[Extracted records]
____________
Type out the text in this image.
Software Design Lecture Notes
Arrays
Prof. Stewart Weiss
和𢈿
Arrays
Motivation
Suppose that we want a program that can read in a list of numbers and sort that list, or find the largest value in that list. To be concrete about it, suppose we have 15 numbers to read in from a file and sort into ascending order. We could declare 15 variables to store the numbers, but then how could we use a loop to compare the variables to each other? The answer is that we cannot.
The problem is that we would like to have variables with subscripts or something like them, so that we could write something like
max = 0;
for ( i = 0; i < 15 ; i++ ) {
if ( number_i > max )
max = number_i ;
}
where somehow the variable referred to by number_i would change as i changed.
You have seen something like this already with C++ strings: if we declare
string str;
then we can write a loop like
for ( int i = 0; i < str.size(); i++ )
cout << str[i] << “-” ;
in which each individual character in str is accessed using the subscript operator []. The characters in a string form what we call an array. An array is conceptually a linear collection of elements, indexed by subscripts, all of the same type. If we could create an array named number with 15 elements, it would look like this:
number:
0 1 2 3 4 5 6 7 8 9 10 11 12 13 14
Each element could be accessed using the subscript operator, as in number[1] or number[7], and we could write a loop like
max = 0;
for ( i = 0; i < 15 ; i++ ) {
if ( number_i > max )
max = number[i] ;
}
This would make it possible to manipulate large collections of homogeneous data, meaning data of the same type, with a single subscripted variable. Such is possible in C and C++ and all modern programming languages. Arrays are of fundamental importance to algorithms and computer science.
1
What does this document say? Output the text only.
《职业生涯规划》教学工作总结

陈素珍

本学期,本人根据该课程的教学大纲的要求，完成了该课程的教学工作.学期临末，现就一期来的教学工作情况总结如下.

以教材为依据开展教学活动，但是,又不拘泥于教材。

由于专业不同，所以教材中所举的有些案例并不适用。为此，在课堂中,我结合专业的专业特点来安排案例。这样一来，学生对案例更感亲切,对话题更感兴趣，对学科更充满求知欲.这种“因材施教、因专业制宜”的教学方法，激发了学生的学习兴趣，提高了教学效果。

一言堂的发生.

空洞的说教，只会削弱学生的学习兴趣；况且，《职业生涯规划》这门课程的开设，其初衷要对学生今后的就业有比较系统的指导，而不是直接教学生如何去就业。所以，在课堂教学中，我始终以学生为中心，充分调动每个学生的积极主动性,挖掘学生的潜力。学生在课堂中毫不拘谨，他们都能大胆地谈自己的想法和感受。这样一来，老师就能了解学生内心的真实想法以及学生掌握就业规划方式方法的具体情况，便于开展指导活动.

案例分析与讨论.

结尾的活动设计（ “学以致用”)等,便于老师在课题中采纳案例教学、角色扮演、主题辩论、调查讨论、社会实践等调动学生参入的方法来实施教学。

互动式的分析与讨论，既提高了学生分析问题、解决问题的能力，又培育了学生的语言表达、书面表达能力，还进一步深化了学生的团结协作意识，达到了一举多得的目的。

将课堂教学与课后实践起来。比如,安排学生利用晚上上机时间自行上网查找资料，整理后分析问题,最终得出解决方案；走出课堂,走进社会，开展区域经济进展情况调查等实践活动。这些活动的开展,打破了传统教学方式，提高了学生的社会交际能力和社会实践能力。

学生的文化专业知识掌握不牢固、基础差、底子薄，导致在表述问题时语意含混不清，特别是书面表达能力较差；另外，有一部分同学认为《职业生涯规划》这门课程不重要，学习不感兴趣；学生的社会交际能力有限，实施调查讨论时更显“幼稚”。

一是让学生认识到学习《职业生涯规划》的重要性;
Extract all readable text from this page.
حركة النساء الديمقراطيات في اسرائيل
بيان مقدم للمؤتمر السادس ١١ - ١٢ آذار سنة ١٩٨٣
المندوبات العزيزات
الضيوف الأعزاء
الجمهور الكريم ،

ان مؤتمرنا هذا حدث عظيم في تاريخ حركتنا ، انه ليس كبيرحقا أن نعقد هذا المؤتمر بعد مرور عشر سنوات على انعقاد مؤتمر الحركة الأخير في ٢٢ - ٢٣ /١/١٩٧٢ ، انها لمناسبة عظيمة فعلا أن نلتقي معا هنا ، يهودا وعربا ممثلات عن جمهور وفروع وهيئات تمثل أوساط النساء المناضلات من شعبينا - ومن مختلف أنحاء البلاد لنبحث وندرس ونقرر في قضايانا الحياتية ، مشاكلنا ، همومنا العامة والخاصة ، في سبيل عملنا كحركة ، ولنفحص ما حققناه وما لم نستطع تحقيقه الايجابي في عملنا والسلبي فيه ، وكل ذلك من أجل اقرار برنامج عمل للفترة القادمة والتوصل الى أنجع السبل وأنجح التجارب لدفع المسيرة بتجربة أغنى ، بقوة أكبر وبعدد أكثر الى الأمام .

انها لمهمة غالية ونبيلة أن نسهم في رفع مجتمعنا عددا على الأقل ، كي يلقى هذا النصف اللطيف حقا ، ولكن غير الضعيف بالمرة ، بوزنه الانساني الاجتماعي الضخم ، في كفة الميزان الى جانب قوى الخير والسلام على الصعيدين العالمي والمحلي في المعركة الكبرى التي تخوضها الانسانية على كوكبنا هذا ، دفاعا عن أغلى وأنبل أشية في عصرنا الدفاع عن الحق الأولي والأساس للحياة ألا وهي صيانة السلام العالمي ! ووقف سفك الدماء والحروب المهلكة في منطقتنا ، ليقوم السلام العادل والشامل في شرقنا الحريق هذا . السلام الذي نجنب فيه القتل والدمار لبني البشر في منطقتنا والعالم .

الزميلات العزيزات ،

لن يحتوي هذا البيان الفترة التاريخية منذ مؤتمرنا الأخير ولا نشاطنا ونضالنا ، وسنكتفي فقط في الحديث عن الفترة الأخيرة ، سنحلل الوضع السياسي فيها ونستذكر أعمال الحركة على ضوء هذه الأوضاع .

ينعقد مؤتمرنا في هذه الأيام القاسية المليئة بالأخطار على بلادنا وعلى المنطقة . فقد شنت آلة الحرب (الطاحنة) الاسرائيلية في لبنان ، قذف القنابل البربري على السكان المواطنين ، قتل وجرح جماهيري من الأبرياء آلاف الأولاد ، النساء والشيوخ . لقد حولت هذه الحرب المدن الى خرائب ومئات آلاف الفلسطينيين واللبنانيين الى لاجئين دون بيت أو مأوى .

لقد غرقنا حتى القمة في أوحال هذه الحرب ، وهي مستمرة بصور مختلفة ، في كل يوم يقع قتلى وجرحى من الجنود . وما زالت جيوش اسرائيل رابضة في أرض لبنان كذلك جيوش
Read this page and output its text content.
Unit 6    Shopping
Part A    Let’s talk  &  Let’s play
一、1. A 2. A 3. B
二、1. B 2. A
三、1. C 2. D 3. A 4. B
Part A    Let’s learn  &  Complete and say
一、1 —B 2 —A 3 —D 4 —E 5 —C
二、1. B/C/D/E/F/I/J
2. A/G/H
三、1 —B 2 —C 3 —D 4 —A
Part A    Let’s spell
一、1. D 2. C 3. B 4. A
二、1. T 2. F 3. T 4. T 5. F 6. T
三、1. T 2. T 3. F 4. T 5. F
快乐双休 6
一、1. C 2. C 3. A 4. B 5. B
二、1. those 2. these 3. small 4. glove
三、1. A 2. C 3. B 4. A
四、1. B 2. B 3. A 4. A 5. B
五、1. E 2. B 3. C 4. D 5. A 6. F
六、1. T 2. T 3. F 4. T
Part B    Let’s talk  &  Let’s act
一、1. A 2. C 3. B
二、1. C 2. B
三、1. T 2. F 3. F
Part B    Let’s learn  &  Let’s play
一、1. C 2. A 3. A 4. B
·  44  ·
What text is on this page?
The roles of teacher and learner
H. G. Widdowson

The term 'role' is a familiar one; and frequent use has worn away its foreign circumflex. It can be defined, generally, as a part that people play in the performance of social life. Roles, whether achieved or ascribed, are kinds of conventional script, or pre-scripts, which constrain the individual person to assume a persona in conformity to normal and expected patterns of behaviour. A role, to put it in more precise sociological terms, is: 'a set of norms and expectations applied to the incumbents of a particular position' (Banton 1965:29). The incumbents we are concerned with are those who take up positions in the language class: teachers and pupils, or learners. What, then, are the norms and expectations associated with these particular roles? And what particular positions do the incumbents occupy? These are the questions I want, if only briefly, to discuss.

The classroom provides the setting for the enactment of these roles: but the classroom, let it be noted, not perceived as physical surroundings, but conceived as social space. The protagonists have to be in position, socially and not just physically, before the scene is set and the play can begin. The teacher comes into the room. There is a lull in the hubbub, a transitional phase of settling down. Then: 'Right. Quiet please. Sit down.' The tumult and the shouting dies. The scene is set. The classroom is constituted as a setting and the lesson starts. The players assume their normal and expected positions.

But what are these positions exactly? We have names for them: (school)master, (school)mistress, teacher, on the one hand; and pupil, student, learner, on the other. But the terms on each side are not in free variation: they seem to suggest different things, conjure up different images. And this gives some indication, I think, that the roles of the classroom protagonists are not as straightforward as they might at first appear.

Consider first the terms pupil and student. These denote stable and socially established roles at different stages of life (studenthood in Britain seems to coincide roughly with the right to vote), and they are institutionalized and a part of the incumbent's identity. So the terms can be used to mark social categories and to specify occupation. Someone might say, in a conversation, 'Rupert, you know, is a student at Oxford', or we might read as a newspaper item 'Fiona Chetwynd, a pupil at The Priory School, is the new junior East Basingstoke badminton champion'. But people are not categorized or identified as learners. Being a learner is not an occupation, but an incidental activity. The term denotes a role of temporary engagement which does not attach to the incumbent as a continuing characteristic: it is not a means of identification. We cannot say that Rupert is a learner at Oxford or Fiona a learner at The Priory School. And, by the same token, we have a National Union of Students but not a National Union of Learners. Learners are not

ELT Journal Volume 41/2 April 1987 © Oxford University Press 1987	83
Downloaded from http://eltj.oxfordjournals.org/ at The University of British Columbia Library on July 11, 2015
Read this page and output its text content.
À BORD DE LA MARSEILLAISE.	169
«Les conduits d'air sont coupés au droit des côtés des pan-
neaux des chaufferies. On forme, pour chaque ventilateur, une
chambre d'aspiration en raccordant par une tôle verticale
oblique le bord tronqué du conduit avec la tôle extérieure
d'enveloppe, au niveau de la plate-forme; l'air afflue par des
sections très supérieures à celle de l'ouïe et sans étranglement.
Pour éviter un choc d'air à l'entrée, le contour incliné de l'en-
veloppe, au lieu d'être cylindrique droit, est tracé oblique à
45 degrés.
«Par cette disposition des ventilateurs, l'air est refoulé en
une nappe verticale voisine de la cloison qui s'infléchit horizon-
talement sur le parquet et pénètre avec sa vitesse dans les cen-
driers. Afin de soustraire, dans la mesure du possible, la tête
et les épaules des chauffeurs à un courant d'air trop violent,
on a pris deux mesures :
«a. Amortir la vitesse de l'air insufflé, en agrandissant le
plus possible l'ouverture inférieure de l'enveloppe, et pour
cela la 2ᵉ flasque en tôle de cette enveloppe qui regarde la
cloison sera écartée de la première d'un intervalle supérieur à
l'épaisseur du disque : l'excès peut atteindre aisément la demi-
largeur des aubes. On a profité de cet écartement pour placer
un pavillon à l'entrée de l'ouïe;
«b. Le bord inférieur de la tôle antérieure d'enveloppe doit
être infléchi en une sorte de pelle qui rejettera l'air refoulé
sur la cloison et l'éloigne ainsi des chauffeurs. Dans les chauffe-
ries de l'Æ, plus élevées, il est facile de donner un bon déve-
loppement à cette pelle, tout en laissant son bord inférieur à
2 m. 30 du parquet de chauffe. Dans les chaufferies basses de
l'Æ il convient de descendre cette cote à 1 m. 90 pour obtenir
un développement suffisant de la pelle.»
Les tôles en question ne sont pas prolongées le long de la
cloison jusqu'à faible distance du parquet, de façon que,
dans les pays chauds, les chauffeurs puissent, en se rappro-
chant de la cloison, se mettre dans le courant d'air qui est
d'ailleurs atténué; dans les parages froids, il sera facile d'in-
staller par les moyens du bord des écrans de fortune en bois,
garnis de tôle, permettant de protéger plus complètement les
____________
• [Work to complete]
Copy out every line of the listing that contains the string "avec".

• [Solution for this exercise]
oblique le bord tronqué du conduit avec la tôle extérieure
talement sur le parquet et pénètre avec sa vitesse dans les cen-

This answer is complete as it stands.